SOURCE DATA -
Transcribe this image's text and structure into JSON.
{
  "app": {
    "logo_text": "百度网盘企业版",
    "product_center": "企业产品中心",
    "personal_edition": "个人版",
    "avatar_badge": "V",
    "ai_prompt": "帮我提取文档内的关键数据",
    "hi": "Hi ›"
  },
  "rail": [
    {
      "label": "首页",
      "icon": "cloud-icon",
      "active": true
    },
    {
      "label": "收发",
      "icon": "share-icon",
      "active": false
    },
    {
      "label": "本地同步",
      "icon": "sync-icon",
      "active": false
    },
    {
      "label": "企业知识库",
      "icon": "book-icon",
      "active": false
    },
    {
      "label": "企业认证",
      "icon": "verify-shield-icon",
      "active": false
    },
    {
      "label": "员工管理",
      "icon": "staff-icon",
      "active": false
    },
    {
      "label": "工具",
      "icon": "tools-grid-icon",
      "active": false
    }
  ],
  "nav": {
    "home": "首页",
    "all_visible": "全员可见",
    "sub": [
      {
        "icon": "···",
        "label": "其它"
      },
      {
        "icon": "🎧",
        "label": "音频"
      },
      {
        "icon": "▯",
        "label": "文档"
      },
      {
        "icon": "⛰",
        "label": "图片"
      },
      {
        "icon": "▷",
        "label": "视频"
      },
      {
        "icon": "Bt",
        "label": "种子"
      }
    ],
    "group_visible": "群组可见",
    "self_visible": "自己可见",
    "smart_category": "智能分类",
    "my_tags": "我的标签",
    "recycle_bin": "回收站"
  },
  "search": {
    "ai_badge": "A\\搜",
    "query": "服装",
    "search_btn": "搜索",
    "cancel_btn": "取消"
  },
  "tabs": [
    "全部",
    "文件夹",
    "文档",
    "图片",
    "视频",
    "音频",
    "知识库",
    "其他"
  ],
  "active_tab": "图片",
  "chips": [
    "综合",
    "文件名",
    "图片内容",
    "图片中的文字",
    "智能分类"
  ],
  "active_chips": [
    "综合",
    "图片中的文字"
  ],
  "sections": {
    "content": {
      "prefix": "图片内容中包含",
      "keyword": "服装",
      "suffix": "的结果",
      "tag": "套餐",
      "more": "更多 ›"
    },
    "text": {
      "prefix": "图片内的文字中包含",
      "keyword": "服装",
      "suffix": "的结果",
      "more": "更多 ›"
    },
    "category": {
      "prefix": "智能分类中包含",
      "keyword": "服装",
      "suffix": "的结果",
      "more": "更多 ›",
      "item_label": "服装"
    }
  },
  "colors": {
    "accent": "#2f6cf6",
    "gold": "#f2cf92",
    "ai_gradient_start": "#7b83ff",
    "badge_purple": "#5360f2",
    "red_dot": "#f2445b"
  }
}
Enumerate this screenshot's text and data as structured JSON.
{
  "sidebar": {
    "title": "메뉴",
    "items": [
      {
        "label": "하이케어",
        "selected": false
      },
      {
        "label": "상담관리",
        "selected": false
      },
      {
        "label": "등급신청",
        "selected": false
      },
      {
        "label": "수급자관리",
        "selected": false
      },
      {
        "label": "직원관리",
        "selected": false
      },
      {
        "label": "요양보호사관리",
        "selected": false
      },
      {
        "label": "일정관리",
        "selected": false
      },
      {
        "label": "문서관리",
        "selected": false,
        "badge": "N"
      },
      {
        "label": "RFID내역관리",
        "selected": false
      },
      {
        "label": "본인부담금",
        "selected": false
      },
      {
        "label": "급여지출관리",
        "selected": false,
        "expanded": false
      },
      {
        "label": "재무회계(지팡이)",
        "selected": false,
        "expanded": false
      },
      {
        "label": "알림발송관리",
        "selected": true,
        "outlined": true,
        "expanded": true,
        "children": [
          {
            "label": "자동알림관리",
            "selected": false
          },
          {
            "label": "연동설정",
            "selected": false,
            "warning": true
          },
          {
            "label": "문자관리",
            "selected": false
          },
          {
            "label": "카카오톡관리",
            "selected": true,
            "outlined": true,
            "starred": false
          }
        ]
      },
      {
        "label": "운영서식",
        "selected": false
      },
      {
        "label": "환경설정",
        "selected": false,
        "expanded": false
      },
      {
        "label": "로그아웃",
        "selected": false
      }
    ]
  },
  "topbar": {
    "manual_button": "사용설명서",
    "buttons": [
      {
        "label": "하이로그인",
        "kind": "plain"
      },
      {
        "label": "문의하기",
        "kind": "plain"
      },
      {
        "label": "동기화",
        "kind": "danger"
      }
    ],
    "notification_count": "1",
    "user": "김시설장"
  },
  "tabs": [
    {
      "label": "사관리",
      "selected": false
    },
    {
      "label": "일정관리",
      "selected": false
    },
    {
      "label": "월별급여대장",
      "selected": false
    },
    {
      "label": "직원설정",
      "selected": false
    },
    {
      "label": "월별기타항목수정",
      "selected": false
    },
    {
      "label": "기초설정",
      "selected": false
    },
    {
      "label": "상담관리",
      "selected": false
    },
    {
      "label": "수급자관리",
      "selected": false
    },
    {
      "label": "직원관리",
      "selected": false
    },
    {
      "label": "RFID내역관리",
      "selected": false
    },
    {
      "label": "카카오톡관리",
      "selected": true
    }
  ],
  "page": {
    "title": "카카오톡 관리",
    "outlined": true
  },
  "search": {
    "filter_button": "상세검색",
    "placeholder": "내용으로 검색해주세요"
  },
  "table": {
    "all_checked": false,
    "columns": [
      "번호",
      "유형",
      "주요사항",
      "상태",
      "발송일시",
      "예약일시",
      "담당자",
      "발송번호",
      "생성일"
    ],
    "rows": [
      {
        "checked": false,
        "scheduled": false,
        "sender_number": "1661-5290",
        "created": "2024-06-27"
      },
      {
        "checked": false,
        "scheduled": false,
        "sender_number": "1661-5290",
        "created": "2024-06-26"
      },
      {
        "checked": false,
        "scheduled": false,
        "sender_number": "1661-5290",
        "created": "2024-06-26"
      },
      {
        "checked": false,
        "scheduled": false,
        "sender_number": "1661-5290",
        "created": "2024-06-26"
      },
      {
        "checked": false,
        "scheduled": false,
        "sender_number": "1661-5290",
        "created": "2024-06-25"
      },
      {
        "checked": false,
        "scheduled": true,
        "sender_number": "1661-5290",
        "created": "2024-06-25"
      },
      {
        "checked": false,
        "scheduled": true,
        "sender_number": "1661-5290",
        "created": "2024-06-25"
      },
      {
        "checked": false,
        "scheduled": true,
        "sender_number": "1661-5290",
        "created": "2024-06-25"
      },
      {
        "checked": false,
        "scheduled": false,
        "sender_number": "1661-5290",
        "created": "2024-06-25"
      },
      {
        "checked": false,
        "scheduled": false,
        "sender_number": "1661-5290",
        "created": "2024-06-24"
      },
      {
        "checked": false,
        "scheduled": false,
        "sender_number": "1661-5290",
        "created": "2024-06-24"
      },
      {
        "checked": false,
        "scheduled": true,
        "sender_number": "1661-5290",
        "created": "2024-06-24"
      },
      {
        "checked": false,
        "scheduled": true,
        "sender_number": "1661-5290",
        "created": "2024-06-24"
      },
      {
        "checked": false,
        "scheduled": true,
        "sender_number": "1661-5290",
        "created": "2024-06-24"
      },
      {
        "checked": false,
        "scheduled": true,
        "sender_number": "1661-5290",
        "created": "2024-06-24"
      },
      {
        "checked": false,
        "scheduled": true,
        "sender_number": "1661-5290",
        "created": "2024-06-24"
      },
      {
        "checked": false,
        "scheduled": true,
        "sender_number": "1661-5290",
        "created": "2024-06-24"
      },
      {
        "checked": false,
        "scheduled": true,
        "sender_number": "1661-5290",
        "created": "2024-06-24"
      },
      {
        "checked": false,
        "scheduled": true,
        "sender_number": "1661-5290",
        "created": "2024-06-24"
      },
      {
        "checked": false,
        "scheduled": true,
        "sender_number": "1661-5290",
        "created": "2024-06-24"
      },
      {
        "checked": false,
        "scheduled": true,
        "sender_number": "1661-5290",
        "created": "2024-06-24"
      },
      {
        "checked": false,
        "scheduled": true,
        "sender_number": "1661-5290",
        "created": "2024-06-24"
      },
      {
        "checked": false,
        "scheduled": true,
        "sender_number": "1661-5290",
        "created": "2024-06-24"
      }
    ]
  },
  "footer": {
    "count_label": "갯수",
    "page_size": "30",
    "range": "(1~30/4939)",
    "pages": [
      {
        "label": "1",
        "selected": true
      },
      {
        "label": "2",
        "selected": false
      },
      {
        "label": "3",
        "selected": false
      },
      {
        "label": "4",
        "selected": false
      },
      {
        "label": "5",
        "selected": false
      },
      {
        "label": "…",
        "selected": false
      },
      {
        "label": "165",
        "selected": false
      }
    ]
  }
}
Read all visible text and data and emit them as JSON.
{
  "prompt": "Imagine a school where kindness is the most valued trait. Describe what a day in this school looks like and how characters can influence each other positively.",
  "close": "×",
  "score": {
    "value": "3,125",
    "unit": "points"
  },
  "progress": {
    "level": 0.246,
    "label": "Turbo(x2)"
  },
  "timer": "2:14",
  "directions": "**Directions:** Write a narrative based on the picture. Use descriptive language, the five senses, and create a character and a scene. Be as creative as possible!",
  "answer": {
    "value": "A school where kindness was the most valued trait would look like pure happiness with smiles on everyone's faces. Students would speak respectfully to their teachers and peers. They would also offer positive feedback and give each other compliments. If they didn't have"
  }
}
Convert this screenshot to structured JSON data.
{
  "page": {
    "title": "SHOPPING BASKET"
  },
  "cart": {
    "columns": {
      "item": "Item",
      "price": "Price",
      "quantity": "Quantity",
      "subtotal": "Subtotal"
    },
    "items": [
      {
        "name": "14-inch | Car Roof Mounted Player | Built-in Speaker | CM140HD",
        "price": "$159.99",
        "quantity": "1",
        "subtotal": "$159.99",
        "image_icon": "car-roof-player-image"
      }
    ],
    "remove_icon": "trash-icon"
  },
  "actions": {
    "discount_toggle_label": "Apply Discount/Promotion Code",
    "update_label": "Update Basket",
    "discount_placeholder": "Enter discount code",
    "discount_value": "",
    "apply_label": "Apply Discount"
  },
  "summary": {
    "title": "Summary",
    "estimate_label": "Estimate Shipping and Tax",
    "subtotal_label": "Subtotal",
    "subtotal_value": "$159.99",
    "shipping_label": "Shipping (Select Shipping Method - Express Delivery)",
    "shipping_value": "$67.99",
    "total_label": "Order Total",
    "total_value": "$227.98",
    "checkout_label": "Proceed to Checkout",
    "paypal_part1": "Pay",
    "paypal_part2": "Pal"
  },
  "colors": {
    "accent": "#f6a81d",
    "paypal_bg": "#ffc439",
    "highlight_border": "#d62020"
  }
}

CHALLENGE - Identify every line above that includes the word "Apply", and show those lines.

SOLUTION TO THE PROBLEM -
    "discount_toggle_label": "Apply Discount/Promotion Code",
    "apply_label": "Apply Discount"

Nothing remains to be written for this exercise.